— PROBLEM DETAILS —
Filter the entries below, keeping every line that has the word "können".

........

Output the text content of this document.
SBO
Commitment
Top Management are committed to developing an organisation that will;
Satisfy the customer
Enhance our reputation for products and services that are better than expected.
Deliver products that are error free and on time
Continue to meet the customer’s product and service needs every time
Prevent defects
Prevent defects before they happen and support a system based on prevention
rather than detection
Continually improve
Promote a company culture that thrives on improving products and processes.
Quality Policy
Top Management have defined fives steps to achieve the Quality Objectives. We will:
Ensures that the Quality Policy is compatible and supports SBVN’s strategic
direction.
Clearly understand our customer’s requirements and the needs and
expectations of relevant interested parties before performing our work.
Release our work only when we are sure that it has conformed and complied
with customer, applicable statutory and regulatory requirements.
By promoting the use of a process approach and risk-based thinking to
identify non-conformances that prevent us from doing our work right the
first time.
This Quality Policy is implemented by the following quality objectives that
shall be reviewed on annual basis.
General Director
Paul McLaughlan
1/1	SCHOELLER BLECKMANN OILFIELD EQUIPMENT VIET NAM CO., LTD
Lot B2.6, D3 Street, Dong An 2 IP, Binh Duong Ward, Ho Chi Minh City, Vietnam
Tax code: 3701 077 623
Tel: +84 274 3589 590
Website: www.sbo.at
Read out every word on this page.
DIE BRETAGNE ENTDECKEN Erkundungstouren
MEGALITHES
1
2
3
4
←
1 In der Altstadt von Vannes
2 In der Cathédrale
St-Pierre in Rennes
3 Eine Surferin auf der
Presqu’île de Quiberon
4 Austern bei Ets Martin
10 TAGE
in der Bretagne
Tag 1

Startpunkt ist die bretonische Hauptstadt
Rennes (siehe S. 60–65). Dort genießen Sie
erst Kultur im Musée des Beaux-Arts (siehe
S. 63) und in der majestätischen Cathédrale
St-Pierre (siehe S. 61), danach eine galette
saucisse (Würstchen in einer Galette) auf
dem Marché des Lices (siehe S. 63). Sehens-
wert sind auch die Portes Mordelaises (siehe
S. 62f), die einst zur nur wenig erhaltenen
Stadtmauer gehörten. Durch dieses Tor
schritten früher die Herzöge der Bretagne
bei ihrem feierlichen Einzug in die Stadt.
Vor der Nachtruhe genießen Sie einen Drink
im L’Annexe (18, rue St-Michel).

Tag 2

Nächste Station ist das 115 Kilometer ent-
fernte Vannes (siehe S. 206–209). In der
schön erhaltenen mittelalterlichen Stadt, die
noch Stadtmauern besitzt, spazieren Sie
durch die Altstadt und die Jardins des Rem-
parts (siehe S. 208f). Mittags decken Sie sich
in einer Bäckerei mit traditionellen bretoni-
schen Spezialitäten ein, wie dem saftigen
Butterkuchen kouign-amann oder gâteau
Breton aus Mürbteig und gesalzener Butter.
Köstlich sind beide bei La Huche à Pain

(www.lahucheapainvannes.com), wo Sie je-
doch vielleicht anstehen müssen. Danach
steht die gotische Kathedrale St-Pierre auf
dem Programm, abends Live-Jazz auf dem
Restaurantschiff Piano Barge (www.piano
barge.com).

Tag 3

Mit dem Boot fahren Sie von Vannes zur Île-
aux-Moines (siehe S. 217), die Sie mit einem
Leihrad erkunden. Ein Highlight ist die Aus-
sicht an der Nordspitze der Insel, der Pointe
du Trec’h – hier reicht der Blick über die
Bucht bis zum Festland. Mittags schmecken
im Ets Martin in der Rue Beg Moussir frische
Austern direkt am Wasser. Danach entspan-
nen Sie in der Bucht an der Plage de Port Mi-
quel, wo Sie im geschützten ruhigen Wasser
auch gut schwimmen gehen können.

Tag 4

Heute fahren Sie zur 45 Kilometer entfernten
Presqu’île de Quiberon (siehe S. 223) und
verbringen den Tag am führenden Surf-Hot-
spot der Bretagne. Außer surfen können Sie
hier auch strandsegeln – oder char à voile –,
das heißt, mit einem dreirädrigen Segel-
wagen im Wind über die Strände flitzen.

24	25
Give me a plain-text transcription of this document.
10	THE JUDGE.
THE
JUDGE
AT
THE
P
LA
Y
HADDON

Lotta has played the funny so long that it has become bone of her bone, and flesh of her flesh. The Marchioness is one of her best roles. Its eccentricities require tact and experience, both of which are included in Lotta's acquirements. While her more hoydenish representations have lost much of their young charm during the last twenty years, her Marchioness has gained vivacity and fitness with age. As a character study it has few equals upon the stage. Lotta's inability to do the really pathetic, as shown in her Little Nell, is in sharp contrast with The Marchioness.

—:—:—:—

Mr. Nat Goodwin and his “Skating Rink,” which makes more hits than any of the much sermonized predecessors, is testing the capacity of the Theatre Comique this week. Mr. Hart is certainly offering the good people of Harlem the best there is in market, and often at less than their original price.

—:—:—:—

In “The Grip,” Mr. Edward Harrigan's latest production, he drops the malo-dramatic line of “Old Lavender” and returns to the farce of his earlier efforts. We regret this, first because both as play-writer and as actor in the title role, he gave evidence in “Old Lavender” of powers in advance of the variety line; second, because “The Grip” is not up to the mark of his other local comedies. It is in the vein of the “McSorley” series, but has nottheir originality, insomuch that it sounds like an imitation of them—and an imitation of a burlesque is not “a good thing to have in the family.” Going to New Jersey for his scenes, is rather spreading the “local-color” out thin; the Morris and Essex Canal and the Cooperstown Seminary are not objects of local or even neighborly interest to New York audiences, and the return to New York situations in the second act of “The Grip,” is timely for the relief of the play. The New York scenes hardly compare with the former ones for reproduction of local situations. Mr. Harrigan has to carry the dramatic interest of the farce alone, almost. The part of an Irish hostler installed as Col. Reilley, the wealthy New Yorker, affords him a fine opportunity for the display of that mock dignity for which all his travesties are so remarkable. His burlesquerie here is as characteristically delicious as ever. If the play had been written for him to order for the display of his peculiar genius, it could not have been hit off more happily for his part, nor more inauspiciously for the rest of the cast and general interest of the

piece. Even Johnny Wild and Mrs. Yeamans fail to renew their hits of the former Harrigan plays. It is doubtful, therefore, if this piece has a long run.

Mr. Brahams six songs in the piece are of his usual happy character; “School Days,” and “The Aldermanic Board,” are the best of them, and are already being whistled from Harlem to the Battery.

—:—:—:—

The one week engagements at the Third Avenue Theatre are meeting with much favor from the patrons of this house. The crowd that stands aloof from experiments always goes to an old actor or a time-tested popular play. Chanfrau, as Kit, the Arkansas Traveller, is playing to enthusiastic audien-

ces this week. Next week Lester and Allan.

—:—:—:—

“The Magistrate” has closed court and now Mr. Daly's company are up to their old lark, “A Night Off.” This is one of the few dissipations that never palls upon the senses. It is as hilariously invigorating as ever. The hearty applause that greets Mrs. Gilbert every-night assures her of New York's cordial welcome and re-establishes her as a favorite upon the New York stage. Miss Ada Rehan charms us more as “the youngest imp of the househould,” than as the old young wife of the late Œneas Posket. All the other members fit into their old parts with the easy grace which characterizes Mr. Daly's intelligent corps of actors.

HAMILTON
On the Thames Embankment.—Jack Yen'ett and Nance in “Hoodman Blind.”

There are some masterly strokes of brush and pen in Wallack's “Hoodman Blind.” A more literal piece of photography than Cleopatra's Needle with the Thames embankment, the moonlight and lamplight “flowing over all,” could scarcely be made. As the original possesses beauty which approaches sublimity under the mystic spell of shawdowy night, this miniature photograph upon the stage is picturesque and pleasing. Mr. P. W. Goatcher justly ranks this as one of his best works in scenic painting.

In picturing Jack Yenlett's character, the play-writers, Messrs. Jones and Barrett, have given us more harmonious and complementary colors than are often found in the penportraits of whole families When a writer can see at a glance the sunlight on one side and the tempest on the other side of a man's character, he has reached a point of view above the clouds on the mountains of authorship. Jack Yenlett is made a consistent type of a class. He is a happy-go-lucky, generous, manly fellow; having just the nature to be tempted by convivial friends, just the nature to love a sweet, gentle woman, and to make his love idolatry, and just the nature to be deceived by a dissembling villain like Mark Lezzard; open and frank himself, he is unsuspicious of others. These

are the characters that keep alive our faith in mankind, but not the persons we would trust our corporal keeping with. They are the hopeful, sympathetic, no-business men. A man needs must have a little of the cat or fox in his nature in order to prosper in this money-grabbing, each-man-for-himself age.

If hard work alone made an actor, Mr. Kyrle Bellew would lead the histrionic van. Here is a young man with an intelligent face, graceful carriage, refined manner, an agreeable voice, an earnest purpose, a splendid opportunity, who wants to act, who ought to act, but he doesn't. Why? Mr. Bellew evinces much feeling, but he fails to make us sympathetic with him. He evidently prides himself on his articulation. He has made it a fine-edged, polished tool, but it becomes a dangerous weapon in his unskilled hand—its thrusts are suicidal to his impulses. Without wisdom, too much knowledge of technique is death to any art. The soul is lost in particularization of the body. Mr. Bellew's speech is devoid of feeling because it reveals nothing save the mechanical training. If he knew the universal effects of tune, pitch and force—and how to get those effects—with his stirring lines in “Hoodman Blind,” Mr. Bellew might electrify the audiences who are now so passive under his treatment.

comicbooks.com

........

— EXERCISE OUTPUT —
auch gut schwimmen gehen können.
spot der Bretagne. Außer surfen können Sie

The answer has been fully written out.